## Dataset rows
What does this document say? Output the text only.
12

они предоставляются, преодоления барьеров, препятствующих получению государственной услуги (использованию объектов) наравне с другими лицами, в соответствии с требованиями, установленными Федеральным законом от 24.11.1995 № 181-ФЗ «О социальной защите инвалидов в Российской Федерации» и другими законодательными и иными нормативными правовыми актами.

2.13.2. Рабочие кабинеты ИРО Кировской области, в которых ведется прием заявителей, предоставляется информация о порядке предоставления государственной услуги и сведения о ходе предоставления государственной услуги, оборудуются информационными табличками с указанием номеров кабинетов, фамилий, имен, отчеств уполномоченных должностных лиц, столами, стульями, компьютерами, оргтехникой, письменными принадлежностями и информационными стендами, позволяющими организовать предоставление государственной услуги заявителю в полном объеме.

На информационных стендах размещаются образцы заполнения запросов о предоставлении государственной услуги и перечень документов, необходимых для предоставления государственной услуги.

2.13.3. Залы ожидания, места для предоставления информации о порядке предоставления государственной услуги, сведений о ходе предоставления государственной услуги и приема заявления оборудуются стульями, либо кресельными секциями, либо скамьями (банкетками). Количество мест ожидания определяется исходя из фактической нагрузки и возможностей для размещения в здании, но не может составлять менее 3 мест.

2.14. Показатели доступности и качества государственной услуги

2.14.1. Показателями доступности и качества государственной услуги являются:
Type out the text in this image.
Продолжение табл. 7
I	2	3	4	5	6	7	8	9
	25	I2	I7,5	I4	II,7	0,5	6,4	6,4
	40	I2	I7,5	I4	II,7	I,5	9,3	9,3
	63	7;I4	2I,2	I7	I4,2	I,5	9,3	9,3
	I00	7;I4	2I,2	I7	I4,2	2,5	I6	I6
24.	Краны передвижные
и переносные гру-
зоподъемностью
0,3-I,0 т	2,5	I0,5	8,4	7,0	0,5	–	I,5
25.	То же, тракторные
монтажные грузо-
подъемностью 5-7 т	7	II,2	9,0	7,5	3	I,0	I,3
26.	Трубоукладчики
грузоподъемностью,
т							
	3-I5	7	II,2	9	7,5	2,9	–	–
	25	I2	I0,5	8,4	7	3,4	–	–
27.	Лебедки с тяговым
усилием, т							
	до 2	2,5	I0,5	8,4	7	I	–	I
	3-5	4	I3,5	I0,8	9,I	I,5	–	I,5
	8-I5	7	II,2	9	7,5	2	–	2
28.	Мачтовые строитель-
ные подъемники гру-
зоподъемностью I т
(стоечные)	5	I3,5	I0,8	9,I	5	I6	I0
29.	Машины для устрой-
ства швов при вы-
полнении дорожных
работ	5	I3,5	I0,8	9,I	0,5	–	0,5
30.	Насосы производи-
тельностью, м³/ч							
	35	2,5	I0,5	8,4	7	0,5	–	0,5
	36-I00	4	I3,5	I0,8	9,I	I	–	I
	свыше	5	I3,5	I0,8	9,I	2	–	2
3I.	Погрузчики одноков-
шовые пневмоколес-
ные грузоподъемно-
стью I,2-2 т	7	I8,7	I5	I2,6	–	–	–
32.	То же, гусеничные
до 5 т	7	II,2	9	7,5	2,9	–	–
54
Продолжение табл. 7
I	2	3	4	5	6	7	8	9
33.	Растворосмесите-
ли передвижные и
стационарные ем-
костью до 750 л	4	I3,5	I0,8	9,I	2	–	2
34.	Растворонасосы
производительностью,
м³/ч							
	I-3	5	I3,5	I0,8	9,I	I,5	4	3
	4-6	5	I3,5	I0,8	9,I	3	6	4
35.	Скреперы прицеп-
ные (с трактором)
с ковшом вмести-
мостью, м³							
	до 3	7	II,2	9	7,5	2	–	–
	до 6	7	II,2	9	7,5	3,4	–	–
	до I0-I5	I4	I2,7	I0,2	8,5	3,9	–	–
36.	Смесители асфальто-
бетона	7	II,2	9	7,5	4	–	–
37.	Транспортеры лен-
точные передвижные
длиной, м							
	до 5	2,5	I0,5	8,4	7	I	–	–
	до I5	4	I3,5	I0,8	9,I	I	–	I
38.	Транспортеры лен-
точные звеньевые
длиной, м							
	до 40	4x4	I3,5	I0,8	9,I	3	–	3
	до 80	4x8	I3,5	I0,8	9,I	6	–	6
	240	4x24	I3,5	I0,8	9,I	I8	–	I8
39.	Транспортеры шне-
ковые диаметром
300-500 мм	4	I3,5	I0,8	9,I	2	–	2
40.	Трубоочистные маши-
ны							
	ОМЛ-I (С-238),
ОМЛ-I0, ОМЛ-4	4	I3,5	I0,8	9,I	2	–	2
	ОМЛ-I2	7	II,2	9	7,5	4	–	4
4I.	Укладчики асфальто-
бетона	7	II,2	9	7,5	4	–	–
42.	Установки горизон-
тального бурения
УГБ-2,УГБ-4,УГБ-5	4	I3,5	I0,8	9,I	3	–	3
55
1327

## Task instructions
Track down all lines above with the string "ходе" and copy them.

## Task response
2.13.2. Рабочие кабинеты ИРО Кировской области, в которых ведется прием заявителей, предоставляется информация о порядке предоставления государственной услуги и сведения о ходе предоставления государственной услуги, оборудуются информационными табличками с указанием номеров кабинетов, фамилий, имен, отчеств уполномоченных должностных лиц, столами, стульями, компьютерами, оргтехникой, письменными принадлежностями и информационными стендами, позволяющими организовать предоставление государственной услуги заявителю в полном объеме.
2.13.3. Залы ожидания, места для предоставления информации о порядке предоставления государственной услуги, сведений о ходе предоставления государственной услуги и приема заявления оборудуются стульями, либо кресельными секциями, либо скамьями (банкетками). Количество мест ожидания определяется исходя из фактической нагрузки и возможностей для размещения в здании, но не может составлять менее 3 мест.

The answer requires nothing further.